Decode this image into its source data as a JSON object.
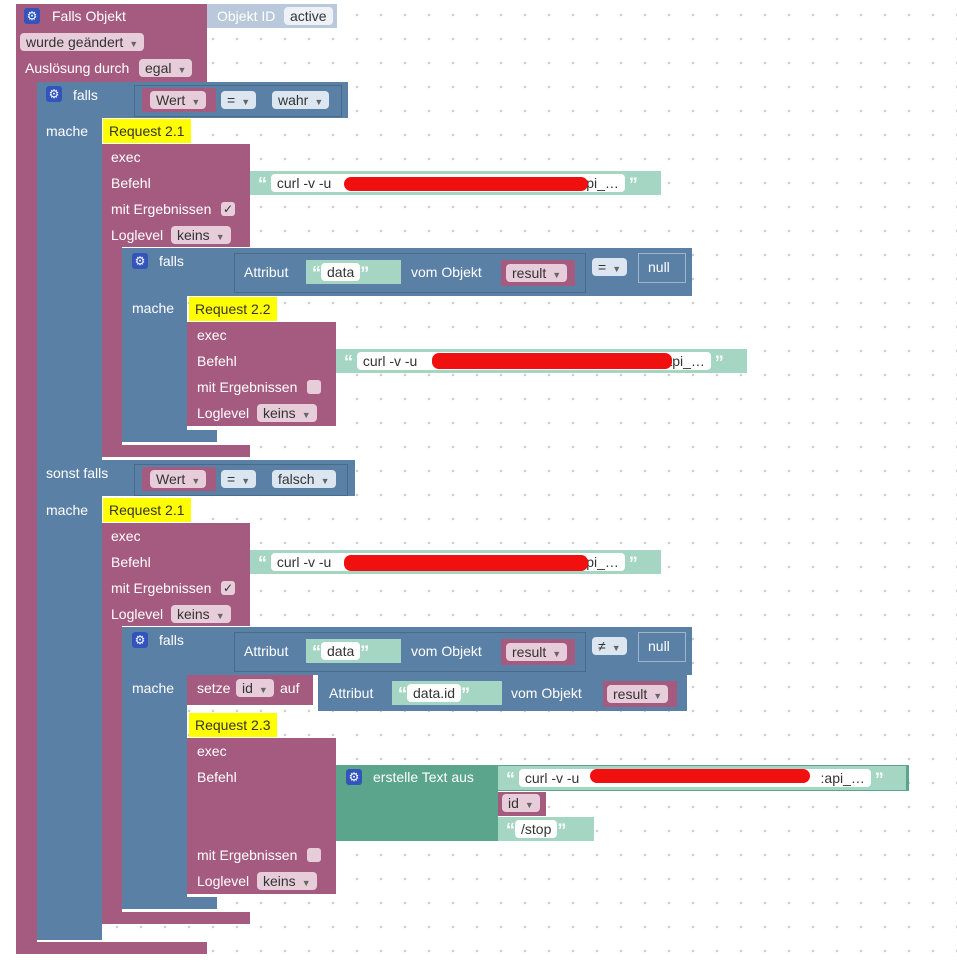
{
  "top_event": {
    "label": "Falls Objekt",
    "objekt_id_label": "Objekt ID",
    "objekt_id_value": "active",
    "trigger": "wurde geändert",
    "ausloesung_label": "Auslösung durch",
    "ausloesung_value": "egal"
  },
  "if1": {
    "falls": "falls",
    "mache": "mache",
    "sonst_falls": "sonst falls",
    "cond1": {
      "left": "Wert",
      "op": "=",
      "right": "wahr"
    },
    "cond2": {
      "left": "Wert",
      "op": "=",
      "right": "falsch"
    }
  },
  "req21a": {
    "header": "Request 2.1",
    "exec": "exec",
    "befehl": "Befehl",
    "befehl_value": "curl -v -u",
    "befehl_tail": ":api_…",
    "mit_ergebnissen": "mit Ergebnissen",
    "checked": "✓",
    "loglevel": "Loglevel",
    "loglevel_value": "keins"
  },
  "if2": {
    "falls": "falls",
    "mache": "mache",
    "attribut": "Attribut",
    "attr_value": "data",
    "vom_objekt": "vom Objekt",
    "obj_value": "result",
    "op": "=",
    "right": "null"
  },
  "req22": {
    "header": "Request 2.2",
    "exec": "exec",
    "befehl": "Befehl",
    "befehl_value": "curl -v -u",
    "befehl_tail": ":api_…",
    "mit_ergebnissen": "mit Ergebnissen",
    "loglevel": "Loglevel",
    "loglevel_value": "keins"
  },
  "req21b": {
    "header": "Request 2.1",
    "exec": "exec",
    "befehl": "Befehl",
    "befehl_value": "curl -v -u",
    "befehl_tail": ":api_…",
    "mit_ergebnissen": "mit Ergebnissen",
    "checked": "✓",
    "loglevel": "Loglevel",
    "loglevel_value": "keins"
  },
  "if3": {
    "falls": "falls",
    "mache": "mache",
    "attribut": "Attribut",
    "attr_value": "data",
    "vom_objekt": "vom Objekt",
    "obj_value": "result",
    "op": "≠",
    "right": "null"
  },
  "setze": {
    "label": "setze",
    "var": "id",
    "auf": "auf",
    "attribut": "Attribut",
    "attr_value": "data.id",
    "vom_objekt": "vom Objekt",
    "obj_value": "result"
  },
  "req23": {
    "header": "Request 2.3",
    "exec": "exec",
    "befehl": "Befehl",
    "text_join": "erstelle Text aus",
    "part1": "curl -v -u",
    "part1_tail": ":api_…",
    "part2": "id",
    "part3": "/stop",
    "mit_ergebnissen": "mit Ergebnissen",
    "loglevel": "Loglevel",
    "loglevel_value": "keins"
  },
  "icons": {
    "gear": "gear-icon",
    "dropdown": "dropdown-arrow-icon"
  },
  "colors": {
    "event": "#a55b80",
    "logic": "#5b80a5",
    "text": "#5ba58c",
    "highlight": "#ffff00",
    "redaction": "#f01010"
  }
}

+ + +

▸ **WHAT NEEDS TO BE DONE**
Find the lines above that include the string "right" and copy them.

▸ **TASK OUTPUT**
      "right": "wahr"
      "right": "falsch"
    "right": "null"
    "right": "null"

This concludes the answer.